— Begin Input rows —
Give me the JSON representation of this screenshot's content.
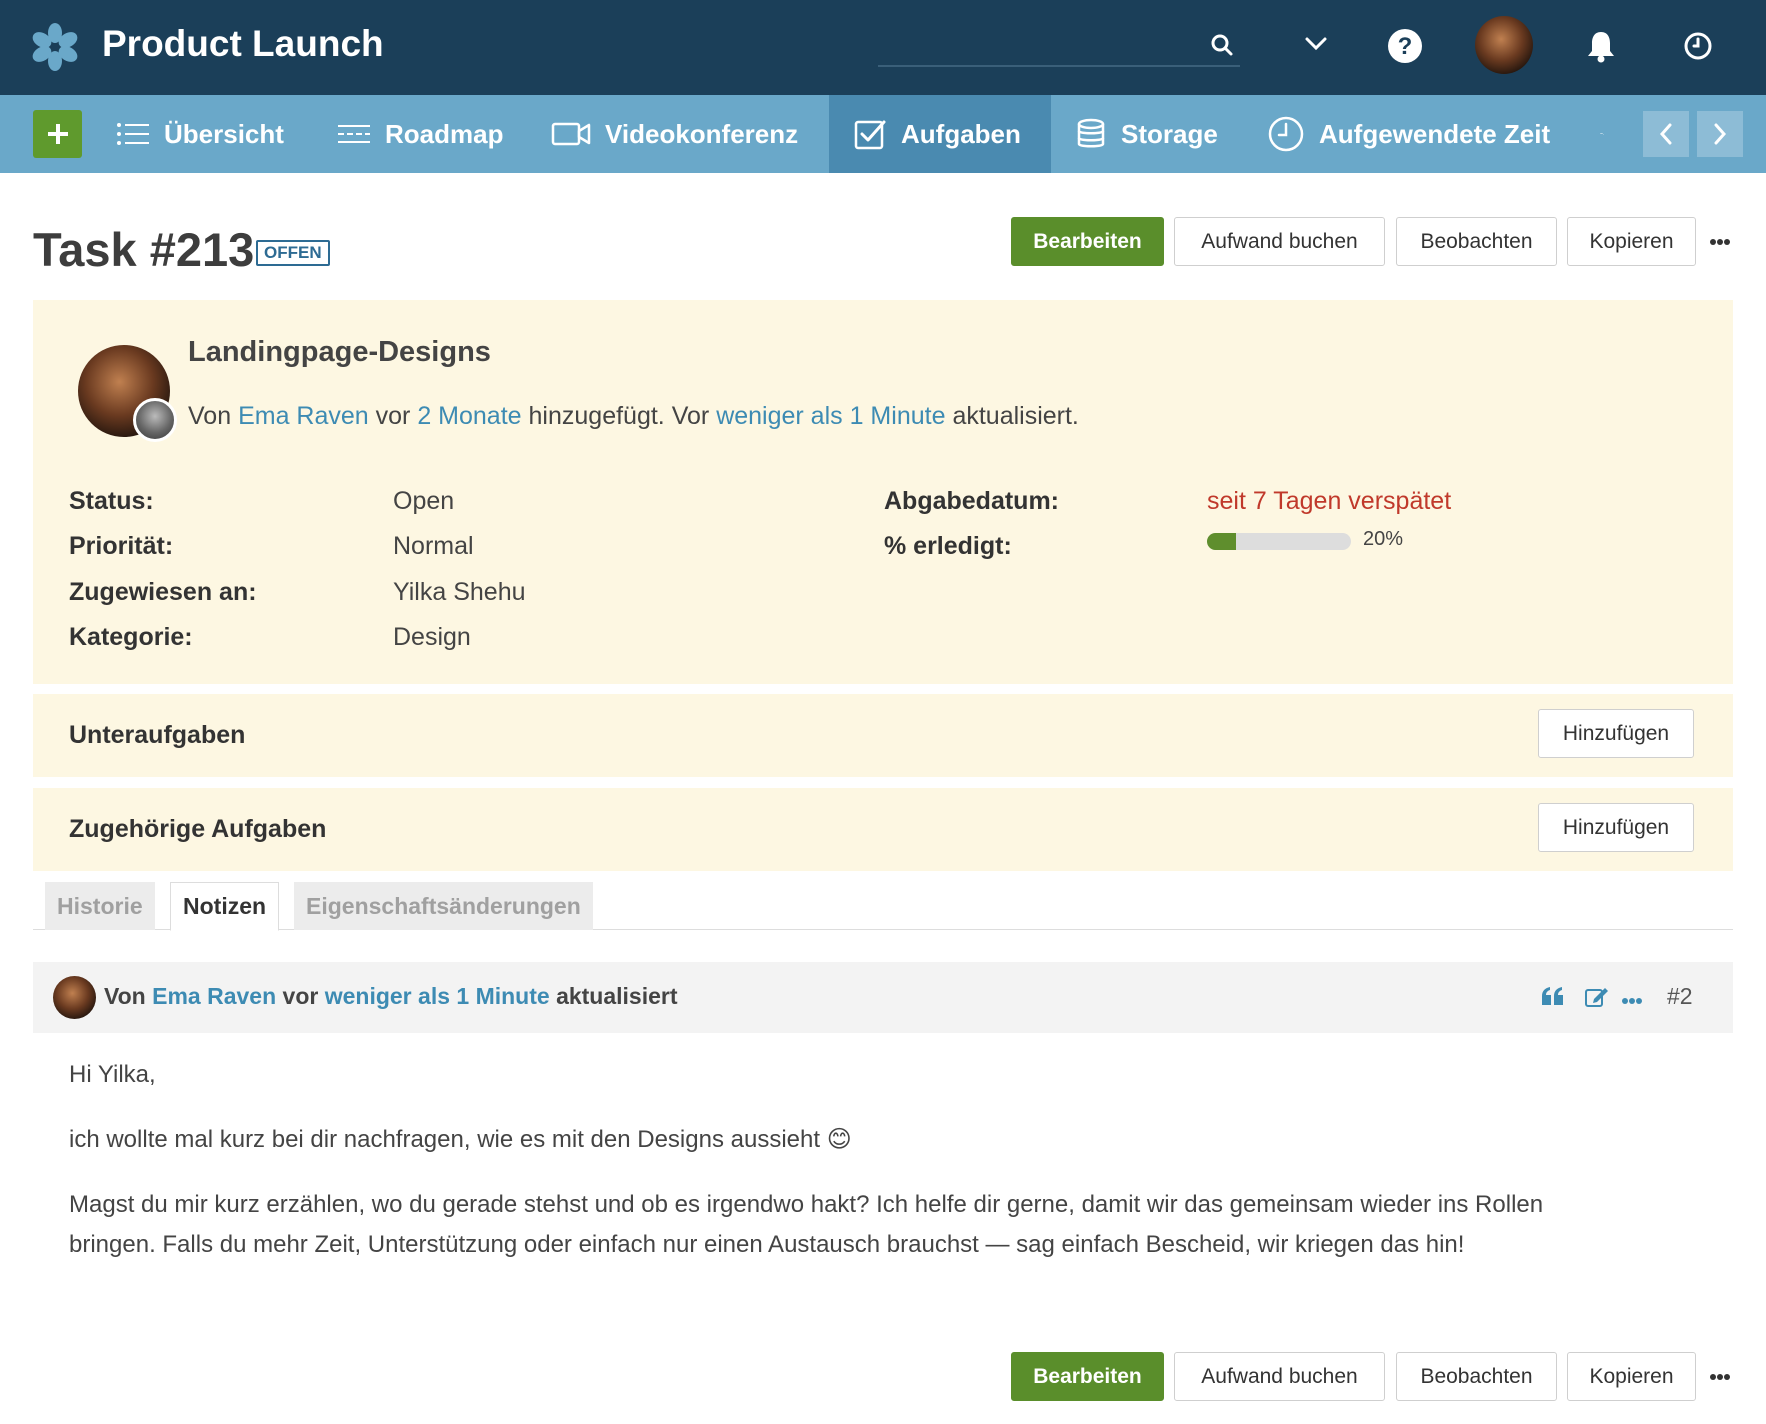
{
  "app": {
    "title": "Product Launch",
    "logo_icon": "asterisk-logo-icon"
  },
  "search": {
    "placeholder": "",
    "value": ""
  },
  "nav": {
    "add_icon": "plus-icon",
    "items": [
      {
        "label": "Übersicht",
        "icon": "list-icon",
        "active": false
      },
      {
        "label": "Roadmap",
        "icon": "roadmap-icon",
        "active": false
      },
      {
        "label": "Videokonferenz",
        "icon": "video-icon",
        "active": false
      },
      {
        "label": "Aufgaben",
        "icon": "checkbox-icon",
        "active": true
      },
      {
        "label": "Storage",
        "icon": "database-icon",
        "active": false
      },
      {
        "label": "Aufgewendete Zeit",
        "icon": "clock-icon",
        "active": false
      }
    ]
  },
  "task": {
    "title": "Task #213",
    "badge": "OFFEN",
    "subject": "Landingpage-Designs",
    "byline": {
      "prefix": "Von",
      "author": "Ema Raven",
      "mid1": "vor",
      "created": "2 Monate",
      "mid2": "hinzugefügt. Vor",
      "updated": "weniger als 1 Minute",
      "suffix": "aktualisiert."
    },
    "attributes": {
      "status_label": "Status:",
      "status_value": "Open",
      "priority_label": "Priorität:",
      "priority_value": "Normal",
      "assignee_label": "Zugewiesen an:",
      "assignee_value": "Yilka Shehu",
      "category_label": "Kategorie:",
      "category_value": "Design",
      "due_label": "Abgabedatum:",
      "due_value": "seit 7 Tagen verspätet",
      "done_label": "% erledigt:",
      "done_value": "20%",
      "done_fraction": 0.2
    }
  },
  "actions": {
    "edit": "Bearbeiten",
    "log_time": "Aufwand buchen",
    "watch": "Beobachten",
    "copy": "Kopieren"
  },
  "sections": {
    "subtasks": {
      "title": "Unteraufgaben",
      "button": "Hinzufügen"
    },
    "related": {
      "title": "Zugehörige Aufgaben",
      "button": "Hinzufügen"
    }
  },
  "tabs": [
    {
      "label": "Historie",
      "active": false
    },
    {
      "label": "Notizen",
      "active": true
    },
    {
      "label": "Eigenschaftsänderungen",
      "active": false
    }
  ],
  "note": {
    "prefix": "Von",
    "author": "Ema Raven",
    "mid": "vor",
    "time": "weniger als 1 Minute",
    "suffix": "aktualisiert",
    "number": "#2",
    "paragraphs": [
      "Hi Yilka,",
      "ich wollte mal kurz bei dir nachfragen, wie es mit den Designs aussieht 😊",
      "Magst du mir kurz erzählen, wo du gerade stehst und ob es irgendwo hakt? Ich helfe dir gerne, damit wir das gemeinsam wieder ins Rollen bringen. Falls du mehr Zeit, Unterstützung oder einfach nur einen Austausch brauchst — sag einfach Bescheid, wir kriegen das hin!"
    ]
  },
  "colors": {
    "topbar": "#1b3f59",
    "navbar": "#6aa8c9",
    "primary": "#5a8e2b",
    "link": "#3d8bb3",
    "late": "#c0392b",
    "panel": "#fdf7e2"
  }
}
— End Input rows —
— Begin Input rows —
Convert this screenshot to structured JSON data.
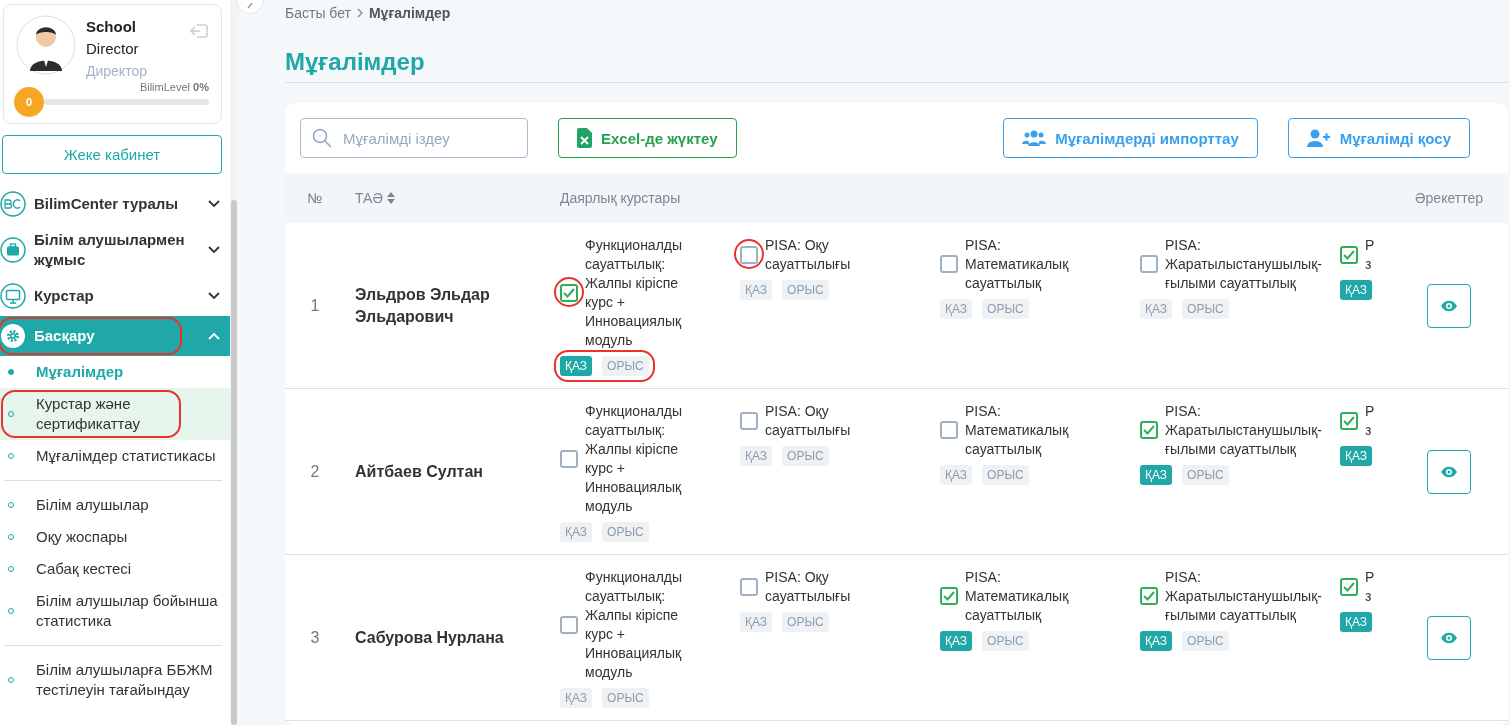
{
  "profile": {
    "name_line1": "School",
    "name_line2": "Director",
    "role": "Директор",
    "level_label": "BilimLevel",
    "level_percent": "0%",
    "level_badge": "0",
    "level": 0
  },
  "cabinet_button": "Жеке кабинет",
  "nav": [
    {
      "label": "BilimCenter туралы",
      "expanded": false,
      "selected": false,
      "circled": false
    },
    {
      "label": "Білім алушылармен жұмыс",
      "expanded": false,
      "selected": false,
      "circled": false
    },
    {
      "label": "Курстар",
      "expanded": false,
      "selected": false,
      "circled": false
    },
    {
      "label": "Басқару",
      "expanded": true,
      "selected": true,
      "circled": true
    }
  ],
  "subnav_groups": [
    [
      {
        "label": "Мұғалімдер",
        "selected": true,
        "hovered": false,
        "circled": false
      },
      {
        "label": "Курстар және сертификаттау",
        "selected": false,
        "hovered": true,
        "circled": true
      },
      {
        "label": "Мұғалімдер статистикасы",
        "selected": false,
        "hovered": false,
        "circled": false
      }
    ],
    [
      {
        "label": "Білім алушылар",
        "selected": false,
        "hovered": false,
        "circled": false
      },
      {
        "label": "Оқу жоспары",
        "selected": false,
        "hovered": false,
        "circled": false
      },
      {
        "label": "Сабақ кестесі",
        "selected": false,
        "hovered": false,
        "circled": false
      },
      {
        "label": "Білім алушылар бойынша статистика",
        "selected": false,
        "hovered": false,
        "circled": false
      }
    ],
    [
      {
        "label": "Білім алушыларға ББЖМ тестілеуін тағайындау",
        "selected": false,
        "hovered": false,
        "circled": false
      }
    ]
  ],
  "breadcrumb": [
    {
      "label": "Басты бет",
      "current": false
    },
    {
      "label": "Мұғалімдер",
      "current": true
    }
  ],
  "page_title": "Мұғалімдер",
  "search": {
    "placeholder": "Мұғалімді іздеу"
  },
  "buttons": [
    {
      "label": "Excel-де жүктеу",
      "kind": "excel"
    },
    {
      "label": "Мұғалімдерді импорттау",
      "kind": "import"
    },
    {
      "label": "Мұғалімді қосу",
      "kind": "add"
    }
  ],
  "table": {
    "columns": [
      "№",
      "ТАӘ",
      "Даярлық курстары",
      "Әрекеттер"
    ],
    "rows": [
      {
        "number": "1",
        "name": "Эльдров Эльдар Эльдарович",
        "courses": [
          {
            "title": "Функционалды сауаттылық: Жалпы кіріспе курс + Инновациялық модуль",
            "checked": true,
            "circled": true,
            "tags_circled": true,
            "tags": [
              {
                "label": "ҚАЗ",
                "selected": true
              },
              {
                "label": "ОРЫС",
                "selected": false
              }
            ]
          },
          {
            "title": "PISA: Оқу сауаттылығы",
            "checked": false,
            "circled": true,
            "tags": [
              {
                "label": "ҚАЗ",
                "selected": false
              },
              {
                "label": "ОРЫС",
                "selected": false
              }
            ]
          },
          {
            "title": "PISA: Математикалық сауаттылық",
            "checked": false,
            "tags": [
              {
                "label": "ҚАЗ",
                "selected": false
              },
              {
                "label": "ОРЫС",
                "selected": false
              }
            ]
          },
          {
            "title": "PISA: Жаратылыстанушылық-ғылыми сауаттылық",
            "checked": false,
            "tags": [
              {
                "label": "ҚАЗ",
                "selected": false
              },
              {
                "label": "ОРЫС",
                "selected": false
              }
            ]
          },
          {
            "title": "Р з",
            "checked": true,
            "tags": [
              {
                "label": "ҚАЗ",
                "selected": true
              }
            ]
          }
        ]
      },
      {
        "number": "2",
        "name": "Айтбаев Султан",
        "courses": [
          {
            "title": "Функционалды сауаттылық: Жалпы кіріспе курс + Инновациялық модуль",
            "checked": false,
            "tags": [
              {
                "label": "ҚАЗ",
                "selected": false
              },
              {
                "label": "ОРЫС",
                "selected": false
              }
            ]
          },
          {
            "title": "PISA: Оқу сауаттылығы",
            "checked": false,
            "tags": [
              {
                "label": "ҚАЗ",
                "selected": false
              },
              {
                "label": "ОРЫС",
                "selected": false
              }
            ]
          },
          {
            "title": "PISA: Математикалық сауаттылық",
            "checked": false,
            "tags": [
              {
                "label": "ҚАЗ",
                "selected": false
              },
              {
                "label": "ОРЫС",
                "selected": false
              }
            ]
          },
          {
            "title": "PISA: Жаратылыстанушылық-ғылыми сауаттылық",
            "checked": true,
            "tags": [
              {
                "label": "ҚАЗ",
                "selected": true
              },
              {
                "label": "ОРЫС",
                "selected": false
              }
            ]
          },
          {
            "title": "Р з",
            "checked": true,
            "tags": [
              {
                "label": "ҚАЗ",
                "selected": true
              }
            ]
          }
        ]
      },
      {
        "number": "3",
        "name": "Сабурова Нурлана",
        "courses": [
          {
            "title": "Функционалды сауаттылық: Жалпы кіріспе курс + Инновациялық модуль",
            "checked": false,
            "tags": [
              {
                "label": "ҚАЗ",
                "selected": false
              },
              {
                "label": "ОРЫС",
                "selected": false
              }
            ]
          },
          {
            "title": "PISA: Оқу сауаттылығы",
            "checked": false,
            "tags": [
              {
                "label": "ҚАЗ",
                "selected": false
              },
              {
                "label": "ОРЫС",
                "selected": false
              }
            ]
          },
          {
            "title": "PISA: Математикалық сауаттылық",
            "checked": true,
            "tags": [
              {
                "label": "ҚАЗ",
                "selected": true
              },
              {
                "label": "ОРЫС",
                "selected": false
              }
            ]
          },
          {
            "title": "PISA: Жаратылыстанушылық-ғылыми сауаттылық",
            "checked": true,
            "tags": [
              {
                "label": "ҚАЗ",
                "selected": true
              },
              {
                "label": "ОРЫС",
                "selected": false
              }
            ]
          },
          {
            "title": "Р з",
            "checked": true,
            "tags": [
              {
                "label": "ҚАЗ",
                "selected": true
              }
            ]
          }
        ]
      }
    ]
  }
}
— End Input rows —
## Written problem
Copy each line from the records above that includes the string "Designs".

## Written response
    "subject": "Landingpage-Designs",
      "ich wollte mal kurz bei dir nachfragen, wie es mit den Designs aussieht 😊",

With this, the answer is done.